◆ Task description
Read the listing below and copy out every line that holds "data".

◆ Records to process
○ ○ ○ ○ ○

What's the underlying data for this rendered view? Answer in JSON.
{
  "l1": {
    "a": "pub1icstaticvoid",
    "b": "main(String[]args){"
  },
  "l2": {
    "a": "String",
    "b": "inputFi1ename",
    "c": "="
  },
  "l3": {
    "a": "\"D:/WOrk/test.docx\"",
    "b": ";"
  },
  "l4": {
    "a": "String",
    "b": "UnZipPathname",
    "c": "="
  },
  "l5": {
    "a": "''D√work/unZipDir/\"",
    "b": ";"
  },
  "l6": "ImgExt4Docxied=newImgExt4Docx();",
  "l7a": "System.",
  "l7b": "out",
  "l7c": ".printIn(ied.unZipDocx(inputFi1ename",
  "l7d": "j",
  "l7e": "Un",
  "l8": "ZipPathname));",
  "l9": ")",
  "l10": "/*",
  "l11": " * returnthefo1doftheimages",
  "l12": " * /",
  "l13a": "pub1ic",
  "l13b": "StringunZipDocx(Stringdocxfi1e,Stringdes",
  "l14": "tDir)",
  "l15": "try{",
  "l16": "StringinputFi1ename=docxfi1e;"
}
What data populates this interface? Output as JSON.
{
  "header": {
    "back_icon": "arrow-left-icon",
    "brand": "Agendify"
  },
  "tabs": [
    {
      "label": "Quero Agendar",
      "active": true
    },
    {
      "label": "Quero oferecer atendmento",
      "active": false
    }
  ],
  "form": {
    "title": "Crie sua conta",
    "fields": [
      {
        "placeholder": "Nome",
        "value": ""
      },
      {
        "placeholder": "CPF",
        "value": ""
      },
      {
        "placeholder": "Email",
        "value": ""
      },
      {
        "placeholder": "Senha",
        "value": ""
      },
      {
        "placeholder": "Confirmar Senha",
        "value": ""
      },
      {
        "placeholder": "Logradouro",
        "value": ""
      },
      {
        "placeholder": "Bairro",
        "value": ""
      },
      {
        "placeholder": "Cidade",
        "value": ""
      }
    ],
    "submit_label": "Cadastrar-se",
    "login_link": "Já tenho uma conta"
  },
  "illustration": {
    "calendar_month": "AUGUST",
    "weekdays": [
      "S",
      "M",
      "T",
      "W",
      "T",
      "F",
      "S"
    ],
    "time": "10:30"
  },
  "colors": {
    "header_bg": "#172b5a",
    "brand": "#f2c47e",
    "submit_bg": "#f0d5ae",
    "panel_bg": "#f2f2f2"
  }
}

○ ○ ○ ○ ○

◆ Expected answer
What's the underlying data for this rendered view? Answer in JSON.
What data populates this interface? Output as JSON.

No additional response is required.